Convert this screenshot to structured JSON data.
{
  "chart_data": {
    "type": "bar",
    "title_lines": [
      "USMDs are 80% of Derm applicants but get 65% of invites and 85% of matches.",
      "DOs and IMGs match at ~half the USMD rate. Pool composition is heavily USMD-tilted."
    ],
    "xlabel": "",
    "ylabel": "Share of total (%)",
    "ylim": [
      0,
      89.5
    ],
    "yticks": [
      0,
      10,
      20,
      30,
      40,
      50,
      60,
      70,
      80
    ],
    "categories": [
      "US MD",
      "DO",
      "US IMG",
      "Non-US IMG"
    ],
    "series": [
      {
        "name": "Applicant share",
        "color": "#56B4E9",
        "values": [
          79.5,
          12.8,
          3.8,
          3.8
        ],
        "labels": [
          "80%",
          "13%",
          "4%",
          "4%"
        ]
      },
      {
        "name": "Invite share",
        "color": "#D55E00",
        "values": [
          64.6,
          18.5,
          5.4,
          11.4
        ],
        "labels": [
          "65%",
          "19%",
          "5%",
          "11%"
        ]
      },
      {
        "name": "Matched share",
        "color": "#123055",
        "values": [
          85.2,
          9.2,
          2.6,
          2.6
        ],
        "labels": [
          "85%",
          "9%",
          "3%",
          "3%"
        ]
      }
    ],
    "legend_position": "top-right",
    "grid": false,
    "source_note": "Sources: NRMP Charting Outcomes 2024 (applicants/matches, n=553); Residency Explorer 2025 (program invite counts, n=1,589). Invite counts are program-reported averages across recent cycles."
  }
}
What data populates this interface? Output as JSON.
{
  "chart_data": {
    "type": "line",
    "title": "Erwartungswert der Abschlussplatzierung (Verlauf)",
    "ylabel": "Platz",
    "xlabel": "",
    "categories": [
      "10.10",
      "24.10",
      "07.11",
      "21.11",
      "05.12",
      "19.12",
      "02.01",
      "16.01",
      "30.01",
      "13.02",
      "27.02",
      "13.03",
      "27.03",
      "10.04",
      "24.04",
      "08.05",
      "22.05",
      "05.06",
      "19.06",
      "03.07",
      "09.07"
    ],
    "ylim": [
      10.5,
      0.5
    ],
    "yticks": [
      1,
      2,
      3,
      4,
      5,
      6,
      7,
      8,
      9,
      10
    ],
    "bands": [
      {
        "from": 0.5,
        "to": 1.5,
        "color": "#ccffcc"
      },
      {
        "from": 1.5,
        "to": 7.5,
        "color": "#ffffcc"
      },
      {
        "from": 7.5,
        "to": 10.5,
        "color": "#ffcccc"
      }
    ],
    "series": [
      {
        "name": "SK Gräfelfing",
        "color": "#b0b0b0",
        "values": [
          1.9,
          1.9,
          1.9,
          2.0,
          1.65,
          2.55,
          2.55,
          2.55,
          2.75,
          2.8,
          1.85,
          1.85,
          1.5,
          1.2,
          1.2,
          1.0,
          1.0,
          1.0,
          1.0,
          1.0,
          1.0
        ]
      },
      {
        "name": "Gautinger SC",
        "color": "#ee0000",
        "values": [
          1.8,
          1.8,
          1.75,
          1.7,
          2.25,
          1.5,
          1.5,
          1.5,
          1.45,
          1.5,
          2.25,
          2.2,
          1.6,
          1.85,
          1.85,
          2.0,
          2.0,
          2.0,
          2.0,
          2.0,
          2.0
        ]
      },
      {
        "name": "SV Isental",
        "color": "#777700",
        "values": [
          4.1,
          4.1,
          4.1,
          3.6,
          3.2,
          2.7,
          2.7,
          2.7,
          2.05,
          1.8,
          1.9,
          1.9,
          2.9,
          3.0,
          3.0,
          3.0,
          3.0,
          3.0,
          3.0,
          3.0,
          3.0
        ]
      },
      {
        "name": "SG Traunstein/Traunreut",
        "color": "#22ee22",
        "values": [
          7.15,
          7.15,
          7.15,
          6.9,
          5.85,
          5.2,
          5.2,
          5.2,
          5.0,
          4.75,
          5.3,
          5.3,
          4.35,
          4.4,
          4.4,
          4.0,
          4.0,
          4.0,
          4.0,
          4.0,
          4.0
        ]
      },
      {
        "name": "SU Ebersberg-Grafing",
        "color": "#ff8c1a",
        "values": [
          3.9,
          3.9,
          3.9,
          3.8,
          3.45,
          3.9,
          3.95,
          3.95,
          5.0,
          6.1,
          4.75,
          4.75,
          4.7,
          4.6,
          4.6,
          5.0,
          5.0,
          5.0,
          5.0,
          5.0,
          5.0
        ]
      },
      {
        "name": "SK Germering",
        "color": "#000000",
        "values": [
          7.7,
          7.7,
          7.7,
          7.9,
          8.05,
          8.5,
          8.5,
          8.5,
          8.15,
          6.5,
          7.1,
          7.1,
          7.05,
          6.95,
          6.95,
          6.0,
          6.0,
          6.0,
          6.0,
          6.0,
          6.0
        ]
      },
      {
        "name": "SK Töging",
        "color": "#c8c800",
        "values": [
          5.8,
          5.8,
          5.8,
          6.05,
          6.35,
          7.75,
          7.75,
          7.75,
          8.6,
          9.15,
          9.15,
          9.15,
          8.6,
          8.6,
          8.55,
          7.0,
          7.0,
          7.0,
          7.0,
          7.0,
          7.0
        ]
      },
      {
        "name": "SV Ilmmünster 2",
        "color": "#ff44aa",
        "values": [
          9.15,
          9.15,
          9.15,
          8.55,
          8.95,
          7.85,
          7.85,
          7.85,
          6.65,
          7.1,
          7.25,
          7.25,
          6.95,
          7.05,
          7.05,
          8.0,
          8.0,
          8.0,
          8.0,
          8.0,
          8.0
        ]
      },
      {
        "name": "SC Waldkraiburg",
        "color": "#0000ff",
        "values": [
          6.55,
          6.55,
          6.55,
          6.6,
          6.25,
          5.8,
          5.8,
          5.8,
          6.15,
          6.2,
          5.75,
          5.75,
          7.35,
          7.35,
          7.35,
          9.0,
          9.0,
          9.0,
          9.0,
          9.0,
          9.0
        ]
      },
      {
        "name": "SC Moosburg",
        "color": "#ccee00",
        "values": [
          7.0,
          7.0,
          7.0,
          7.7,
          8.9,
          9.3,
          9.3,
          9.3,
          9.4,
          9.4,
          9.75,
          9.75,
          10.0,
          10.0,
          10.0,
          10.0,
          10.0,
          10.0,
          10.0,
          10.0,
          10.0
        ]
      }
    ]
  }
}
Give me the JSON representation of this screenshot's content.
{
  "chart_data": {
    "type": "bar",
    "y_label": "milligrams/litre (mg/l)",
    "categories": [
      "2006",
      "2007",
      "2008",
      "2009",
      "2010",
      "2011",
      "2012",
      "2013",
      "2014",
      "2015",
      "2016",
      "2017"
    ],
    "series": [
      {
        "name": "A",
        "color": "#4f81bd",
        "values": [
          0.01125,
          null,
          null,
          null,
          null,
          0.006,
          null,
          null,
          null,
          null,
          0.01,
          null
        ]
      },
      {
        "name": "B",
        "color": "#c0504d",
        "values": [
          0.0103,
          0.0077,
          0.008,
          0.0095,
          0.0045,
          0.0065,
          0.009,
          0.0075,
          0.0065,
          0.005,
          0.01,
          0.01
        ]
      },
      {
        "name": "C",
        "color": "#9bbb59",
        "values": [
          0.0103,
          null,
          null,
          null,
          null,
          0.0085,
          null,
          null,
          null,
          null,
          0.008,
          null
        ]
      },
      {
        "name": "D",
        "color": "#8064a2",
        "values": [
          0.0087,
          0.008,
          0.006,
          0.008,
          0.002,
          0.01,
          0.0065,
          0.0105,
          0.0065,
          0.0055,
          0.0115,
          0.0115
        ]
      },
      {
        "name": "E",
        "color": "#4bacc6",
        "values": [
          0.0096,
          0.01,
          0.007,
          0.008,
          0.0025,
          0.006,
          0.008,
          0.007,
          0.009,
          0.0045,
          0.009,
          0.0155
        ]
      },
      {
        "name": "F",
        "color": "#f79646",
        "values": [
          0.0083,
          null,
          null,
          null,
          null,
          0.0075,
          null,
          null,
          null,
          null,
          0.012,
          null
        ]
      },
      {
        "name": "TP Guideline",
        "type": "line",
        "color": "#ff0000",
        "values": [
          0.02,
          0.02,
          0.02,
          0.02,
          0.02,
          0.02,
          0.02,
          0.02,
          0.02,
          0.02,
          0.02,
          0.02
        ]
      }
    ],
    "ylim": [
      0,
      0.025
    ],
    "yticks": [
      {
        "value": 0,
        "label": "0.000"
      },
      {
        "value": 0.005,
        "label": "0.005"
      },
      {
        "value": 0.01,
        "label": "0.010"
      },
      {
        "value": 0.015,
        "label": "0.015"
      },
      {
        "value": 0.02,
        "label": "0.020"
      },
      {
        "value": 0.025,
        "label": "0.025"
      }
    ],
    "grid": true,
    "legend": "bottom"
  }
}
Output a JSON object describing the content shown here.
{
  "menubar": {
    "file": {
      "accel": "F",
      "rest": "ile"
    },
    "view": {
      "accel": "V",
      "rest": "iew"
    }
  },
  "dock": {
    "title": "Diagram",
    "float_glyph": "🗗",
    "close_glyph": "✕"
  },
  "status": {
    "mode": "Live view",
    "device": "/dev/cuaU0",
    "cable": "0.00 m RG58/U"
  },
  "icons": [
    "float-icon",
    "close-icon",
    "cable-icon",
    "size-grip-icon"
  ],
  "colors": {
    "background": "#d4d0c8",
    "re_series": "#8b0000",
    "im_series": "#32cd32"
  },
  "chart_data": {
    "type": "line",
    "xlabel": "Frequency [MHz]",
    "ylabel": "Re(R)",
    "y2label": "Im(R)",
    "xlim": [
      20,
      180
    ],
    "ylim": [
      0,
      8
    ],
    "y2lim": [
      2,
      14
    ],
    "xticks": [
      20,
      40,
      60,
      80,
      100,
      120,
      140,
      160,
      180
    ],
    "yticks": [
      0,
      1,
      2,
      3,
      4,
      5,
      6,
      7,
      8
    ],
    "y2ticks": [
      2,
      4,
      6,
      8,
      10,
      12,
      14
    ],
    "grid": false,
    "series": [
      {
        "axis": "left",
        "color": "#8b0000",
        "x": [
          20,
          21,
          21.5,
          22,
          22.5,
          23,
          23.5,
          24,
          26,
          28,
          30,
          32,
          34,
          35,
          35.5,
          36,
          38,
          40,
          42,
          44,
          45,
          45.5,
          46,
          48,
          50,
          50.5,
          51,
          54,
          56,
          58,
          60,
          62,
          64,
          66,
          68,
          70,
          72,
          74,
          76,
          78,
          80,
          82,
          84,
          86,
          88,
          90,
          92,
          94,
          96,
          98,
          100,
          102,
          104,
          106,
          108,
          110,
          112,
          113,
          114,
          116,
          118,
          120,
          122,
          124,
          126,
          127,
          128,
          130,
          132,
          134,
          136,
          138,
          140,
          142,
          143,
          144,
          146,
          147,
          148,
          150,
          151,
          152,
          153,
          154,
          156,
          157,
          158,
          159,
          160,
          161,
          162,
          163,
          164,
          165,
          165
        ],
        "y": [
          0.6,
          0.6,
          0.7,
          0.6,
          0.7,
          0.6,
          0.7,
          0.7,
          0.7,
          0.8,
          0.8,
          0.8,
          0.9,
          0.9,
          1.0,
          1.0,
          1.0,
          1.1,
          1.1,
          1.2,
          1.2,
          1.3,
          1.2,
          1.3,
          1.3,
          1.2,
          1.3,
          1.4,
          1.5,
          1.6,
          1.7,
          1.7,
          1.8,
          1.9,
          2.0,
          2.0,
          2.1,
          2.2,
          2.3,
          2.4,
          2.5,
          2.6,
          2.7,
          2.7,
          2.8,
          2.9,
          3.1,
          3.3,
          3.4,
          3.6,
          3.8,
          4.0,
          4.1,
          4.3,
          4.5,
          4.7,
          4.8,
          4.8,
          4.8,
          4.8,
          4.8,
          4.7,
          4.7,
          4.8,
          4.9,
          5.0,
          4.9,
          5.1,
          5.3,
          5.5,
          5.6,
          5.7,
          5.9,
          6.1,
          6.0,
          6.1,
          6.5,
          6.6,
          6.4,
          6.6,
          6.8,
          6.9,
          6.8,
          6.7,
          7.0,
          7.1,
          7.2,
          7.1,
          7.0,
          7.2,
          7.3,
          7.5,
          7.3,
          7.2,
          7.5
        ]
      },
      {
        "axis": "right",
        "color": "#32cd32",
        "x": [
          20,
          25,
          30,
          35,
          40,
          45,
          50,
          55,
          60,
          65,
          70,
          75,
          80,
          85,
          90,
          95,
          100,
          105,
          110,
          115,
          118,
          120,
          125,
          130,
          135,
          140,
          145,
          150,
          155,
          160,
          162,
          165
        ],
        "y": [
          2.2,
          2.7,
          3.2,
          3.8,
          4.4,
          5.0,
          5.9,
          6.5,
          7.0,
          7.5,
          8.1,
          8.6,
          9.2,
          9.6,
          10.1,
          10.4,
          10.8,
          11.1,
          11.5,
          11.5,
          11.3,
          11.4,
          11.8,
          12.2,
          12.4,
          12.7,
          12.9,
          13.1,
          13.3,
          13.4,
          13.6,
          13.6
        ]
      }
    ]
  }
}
____________________
▶ **What to work on**
Show, from the material above, each line that includes the string "this".

▶ **Answer to the task**
Convert this screenshot to structured JSON data.
What data populates this interface? Output as JSON.
Give me the JSON representation of this screenshot's content.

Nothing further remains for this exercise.